[Dataset rows about figures]
= = =

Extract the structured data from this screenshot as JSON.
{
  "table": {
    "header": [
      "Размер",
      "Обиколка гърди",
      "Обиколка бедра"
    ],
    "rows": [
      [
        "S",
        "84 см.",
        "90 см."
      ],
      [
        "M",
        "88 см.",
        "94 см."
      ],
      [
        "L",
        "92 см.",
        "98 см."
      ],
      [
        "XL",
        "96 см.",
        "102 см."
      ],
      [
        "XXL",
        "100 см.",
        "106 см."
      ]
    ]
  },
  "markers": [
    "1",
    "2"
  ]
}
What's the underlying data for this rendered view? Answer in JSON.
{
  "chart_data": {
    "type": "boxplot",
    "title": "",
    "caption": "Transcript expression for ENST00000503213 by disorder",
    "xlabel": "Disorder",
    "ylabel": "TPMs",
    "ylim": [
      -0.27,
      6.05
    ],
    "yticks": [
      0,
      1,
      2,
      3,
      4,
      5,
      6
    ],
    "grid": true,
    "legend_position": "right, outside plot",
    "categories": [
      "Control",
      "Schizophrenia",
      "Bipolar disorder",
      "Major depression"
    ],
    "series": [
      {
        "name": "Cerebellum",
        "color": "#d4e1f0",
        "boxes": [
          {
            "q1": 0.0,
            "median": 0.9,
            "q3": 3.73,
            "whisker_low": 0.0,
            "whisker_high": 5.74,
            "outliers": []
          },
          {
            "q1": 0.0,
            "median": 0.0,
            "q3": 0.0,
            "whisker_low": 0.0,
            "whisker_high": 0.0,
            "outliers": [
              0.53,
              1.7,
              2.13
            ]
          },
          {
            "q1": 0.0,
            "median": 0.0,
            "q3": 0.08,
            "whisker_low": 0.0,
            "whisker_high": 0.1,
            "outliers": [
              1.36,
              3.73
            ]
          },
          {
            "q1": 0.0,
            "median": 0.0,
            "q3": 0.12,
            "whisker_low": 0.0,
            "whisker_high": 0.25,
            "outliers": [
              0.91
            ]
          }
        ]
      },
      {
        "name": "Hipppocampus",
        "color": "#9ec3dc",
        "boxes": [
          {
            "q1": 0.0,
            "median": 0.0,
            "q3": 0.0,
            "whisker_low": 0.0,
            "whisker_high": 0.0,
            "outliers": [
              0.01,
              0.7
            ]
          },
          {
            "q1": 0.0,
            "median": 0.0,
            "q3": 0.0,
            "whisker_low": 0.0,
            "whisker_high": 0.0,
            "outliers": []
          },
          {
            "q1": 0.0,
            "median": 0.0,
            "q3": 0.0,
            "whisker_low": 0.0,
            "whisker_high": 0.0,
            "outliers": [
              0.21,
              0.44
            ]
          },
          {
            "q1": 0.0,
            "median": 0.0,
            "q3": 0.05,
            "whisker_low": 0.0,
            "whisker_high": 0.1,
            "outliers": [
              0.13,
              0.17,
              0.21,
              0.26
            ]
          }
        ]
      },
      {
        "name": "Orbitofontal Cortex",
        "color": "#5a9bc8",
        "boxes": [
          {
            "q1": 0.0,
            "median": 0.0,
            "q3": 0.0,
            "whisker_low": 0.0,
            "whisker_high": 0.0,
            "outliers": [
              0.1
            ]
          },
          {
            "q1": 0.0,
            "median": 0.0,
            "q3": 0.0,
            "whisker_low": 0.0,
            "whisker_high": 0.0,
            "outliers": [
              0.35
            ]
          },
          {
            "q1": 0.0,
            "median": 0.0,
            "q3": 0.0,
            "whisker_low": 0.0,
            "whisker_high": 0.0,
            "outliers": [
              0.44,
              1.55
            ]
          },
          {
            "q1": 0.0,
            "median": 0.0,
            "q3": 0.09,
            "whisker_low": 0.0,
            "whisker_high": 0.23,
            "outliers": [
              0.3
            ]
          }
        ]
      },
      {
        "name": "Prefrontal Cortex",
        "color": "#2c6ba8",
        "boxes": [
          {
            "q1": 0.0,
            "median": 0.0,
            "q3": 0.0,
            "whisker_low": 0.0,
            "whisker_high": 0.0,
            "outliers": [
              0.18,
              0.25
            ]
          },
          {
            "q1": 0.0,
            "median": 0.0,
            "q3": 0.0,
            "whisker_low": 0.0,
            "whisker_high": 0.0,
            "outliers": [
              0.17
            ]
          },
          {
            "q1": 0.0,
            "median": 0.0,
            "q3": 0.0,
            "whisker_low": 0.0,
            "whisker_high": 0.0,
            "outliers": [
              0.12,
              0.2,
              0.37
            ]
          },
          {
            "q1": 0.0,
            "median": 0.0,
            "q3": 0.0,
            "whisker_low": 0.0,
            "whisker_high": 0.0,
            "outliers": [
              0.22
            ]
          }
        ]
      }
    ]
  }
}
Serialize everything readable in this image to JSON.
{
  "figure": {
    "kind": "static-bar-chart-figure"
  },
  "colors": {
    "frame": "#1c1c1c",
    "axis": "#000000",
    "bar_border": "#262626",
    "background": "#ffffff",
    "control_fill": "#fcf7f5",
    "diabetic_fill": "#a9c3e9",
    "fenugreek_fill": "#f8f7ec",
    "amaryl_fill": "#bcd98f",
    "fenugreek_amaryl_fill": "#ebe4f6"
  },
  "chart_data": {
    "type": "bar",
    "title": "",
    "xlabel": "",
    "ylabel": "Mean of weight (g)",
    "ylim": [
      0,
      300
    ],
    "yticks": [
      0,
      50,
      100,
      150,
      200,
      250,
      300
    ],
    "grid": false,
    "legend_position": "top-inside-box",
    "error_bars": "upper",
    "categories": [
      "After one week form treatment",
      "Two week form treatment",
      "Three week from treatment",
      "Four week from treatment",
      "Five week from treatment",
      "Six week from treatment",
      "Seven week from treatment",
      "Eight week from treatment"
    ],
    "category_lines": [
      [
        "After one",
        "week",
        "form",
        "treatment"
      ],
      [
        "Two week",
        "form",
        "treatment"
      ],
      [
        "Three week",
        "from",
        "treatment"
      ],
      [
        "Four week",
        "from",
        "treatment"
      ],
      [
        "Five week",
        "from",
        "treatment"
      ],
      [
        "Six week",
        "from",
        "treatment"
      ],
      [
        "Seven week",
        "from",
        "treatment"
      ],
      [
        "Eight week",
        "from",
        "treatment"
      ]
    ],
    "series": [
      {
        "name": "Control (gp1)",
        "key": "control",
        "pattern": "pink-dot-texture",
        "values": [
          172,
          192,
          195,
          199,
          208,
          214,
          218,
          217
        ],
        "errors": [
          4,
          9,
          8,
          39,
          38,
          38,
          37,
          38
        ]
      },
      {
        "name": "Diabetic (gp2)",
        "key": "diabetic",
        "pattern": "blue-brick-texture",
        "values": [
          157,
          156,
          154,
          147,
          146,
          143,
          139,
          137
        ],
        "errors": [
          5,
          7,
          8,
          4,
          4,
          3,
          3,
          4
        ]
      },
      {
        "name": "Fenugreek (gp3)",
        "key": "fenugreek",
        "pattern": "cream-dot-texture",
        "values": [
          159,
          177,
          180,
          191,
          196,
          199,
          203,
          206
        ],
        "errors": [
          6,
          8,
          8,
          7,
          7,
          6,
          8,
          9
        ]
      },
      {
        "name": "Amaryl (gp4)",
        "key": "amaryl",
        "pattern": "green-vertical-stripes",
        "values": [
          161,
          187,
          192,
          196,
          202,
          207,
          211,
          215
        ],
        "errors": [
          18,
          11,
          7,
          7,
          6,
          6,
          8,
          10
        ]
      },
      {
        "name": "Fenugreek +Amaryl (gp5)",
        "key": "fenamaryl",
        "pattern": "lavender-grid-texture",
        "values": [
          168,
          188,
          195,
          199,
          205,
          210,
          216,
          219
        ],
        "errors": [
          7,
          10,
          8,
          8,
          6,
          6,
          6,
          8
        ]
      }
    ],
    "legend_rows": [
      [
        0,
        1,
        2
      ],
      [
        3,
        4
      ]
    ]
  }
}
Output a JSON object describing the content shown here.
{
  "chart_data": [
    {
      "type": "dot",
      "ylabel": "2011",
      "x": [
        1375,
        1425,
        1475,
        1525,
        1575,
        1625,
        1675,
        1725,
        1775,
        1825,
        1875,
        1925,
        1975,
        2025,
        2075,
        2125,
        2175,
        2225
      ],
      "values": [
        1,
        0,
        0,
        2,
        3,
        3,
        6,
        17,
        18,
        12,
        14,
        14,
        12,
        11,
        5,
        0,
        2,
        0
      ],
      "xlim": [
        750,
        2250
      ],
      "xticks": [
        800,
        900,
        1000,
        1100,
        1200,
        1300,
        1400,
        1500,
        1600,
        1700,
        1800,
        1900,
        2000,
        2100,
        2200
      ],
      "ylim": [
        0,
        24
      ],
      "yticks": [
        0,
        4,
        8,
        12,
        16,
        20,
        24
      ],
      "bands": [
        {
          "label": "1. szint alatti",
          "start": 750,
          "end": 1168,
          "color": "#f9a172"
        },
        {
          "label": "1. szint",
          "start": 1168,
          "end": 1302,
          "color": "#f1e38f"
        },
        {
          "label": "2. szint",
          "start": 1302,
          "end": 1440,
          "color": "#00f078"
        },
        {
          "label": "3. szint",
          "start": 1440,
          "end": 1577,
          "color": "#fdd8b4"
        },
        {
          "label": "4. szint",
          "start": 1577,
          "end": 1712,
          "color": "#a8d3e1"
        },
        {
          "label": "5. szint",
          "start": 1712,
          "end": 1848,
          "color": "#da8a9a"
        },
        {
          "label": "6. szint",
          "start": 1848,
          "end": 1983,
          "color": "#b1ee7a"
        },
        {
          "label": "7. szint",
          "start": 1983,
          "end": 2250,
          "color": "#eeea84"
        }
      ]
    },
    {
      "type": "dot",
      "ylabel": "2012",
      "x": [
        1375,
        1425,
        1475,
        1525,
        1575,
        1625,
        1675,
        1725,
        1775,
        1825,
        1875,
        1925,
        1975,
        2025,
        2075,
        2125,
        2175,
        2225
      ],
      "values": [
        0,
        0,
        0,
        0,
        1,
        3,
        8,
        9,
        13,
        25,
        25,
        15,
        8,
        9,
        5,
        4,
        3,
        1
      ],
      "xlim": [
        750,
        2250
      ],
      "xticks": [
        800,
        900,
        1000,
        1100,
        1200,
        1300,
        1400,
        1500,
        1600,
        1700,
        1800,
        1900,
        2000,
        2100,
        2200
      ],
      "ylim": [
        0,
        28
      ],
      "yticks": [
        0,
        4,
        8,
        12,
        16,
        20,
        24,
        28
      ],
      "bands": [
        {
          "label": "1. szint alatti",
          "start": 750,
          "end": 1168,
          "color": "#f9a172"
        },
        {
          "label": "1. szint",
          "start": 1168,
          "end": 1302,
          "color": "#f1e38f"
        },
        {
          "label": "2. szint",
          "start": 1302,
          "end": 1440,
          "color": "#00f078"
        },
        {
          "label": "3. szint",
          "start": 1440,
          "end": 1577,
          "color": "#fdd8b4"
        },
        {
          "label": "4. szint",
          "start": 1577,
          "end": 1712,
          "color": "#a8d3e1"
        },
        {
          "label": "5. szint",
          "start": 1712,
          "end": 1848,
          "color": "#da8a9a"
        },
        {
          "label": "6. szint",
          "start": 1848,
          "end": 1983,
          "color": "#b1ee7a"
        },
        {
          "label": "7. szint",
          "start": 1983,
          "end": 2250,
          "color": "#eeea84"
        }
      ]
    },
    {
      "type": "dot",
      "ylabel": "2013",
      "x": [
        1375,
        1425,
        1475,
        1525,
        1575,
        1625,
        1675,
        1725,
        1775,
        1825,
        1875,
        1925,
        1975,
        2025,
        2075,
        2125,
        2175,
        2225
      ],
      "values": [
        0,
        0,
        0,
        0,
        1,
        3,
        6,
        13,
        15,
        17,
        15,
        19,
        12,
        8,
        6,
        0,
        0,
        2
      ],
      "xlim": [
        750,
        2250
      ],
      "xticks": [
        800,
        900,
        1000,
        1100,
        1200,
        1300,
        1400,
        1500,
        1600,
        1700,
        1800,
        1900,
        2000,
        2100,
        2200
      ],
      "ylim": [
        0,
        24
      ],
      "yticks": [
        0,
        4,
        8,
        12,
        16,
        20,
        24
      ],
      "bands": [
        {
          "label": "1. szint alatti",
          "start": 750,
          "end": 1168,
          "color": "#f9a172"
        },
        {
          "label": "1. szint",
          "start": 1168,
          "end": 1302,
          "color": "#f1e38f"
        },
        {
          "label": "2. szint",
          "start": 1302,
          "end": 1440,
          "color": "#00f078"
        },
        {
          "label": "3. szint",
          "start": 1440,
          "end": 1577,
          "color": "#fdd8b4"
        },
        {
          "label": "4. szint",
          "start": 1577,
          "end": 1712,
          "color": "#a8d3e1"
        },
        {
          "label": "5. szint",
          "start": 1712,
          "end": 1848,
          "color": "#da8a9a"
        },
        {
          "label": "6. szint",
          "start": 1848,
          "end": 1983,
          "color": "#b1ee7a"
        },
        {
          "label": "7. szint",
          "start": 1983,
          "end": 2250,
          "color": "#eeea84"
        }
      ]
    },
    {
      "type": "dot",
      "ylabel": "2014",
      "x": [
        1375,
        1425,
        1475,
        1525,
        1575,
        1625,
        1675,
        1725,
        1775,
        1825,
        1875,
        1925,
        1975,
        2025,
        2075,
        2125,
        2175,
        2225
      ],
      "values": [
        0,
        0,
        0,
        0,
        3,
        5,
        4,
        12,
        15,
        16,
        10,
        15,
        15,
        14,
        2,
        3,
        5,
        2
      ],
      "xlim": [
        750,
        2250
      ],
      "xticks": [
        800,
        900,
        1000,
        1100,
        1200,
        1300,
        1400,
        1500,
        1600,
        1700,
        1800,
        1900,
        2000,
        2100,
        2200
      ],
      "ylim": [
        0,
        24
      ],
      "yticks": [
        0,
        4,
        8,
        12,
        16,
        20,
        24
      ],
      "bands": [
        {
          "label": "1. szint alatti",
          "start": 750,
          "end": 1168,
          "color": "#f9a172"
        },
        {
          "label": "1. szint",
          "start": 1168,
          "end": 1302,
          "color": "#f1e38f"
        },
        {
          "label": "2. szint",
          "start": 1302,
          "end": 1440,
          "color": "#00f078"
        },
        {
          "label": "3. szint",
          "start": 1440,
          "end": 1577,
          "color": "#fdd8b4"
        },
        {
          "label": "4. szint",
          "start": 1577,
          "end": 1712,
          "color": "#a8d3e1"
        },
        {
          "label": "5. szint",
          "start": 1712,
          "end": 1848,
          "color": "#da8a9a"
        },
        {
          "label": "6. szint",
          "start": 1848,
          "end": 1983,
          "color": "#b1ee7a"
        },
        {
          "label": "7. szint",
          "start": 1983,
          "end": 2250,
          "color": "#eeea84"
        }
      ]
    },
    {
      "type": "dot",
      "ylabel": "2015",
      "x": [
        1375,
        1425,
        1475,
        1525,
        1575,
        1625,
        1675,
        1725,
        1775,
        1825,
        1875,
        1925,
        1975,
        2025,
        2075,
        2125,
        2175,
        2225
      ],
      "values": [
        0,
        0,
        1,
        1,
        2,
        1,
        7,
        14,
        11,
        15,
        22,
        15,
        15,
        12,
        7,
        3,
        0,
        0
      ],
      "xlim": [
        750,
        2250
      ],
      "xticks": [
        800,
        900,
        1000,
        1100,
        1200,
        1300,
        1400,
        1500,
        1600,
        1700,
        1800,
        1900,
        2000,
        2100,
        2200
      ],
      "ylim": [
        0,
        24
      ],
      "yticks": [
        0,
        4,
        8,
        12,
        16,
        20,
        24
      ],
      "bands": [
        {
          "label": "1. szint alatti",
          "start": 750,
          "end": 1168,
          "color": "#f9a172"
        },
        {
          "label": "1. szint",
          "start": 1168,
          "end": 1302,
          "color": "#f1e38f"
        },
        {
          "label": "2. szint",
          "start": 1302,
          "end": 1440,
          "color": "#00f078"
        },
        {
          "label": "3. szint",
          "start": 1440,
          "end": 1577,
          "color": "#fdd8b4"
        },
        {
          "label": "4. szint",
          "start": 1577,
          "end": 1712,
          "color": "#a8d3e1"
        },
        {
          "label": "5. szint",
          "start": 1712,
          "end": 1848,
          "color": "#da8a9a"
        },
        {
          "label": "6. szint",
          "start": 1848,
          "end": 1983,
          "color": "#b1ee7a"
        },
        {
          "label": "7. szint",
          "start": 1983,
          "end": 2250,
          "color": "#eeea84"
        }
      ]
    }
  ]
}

= = =

■ AIM ■
Determine how many lines of the data contain "texture" and give nothing but that number.

■ FINISHED EXERCISE ■
4